§ **Supplied information**
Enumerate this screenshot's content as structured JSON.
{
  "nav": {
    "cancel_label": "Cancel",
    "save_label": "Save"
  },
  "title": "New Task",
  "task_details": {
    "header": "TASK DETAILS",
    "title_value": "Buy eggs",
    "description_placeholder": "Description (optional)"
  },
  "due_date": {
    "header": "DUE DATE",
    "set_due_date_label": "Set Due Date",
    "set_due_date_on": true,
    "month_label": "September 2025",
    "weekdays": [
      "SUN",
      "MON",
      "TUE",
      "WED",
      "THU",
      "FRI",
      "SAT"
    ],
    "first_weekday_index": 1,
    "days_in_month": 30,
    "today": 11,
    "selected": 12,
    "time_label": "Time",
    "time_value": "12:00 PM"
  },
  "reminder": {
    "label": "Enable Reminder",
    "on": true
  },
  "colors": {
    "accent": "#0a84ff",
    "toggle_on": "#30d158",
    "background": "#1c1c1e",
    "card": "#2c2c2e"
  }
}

§ **What the task asks**
Write out the whole listing again, exactly as it stands.

§ **Reply**
Enumerate this screenshot's content as structured JSON.
{
  "nav": {
    "cancel_label": "Cancel",
    "save_label": "Save"
  },
  "title": "New Task",
  "task_details": {
    "header": "TASK DETAILS",
    "title_value": "Buy eggs",
    "description_placeholder": "Description (optional)"
  },
  "due_date": {
    "header": "DUE DATE",
    "set_due_date_label": "Set Due Date",
    "set_due_date_on": true,
    "month_label": "September 2025",
    "weekdays": [
      "SUN",
      "MON",
      "TUE",
      "WED",
      "THU",
      "FRI",
      "SAT"
    ],
    "first_weekday_index": 1,
    "days_in_month": 30,
    "today": 11,
    "selected": 12,
    "time_label": "Time",
    "time_value": "12:00 PM"
  },
  "reminder": {
    "label": "Enable Reminder",
    "on": true
  },
  "colors": {
    "accent": "#0a84ff",
    "toggle_on": "#30d158",
    "background": "#1c1c1e",
    "card": "#2c2c2e"
  }
}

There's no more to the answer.